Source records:
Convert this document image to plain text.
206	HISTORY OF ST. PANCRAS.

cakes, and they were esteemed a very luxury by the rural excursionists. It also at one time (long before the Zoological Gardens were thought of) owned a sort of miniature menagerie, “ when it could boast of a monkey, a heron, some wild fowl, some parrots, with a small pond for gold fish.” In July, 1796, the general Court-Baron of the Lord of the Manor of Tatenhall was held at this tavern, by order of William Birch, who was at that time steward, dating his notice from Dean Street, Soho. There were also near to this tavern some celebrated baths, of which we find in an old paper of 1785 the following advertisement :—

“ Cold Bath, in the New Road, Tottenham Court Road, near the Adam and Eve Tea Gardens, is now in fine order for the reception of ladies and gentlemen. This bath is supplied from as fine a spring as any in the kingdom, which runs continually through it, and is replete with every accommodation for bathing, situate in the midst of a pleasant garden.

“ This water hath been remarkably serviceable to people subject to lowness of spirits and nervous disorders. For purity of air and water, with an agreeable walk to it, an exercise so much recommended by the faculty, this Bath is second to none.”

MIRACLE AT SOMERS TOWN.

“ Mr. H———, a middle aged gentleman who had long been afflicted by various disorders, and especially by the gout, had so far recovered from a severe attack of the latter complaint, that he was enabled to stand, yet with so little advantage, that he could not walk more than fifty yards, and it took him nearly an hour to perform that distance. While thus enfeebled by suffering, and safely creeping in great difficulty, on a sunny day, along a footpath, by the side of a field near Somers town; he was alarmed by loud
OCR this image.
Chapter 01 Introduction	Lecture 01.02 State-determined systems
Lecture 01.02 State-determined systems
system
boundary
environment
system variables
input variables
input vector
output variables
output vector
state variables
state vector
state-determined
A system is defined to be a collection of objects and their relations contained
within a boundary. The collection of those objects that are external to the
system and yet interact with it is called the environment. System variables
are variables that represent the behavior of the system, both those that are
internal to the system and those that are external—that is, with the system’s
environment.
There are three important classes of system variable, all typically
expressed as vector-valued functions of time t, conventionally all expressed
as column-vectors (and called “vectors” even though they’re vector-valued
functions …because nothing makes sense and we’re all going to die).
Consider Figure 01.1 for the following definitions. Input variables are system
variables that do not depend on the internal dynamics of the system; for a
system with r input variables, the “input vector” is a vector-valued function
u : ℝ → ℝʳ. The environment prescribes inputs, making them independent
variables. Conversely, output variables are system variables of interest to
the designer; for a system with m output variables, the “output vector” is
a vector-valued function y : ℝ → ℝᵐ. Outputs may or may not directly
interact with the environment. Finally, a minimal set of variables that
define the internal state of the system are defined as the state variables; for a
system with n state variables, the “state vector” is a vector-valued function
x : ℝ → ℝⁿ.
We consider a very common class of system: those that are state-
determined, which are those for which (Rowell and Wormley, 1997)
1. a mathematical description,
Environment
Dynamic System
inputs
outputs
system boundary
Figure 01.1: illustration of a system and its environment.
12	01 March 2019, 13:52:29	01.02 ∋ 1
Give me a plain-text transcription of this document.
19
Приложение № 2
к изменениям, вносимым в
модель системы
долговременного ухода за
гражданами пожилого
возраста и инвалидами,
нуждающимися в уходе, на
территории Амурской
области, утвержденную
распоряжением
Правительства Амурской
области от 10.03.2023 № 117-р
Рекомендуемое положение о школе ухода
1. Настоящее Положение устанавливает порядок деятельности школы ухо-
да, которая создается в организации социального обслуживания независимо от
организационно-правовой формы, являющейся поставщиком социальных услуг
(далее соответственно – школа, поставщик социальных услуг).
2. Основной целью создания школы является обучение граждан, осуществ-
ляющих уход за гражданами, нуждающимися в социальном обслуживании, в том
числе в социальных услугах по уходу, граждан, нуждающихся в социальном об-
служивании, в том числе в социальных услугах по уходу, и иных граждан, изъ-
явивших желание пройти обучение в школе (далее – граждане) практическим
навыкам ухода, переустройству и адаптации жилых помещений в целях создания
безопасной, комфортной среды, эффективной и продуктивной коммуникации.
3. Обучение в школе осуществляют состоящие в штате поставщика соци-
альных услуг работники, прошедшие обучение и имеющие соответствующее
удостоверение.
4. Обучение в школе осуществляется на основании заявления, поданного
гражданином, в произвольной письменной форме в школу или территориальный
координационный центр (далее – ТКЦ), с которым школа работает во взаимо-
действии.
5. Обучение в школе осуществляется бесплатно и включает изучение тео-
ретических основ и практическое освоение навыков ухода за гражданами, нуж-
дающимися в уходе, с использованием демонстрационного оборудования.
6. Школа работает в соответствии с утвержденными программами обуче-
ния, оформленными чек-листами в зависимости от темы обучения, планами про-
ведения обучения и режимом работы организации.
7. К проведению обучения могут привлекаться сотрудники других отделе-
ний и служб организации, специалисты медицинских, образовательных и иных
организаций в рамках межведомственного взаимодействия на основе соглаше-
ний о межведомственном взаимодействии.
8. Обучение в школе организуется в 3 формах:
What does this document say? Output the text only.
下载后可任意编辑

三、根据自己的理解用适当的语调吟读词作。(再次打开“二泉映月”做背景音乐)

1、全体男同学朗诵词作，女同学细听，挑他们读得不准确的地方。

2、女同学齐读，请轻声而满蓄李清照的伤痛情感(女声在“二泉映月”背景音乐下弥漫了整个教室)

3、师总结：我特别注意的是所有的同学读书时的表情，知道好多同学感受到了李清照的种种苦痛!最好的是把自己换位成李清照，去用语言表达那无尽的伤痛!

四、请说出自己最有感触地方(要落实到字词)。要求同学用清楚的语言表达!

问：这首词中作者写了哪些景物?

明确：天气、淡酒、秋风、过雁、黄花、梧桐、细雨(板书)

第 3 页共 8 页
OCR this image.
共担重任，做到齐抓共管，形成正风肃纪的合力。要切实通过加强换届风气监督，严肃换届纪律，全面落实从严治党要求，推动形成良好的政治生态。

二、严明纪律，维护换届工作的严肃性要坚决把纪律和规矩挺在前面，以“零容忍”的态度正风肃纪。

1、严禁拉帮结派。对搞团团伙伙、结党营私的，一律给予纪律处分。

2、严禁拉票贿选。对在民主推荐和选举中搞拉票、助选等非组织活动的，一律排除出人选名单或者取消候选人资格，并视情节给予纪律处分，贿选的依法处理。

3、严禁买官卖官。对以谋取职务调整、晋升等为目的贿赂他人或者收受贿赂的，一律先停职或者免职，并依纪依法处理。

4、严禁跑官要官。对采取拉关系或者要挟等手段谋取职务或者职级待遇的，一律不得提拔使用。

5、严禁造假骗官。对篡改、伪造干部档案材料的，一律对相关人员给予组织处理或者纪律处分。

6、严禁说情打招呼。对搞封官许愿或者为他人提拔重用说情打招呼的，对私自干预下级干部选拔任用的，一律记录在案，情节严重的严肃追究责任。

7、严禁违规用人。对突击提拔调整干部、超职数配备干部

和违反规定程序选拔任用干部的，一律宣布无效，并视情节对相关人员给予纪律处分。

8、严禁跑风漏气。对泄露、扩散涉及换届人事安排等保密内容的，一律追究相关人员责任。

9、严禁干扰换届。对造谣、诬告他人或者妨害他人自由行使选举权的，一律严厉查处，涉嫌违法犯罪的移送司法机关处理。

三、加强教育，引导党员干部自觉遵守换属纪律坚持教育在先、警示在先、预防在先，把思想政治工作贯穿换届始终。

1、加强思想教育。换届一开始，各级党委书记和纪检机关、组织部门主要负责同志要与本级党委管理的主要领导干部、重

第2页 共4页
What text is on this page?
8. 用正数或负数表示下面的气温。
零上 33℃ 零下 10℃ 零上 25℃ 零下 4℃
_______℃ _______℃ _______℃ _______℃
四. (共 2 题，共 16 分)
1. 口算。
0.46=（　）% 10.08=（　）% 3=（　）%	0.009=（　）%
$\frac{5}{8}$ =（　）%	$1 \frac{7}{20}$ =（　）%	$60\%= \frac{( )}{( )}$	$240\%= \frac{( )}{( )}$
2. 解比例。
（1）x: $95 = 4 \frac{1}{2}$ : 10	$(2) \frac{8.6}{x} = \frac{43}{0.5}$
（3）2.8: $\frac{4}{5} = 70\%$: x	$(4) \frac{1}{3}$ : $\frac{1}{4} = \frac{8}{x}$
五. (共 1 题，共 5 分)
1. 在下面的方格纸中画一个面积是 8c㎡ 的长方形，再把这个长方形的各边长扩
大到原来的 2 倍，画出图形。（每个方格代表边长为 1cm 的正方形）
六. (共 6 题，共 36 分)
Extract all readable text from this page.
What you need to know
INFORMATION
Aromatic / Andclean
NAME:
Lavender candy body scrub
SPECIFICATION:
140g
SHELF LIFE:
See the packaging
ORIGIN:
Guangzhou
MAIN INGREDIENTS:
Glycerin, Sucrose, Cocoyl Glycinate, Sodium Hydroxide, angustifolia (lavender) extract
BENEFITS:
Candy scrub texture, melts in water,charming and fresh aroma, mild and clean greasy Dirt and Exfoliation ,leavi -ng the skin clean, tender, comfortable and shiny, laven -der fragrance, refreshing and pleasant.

• What is required
Return every line containing "уходе".

• Response to this exercise
нуждающимися в уходе, на
дающимися в уходе, с использованием демонстрационного оборудования.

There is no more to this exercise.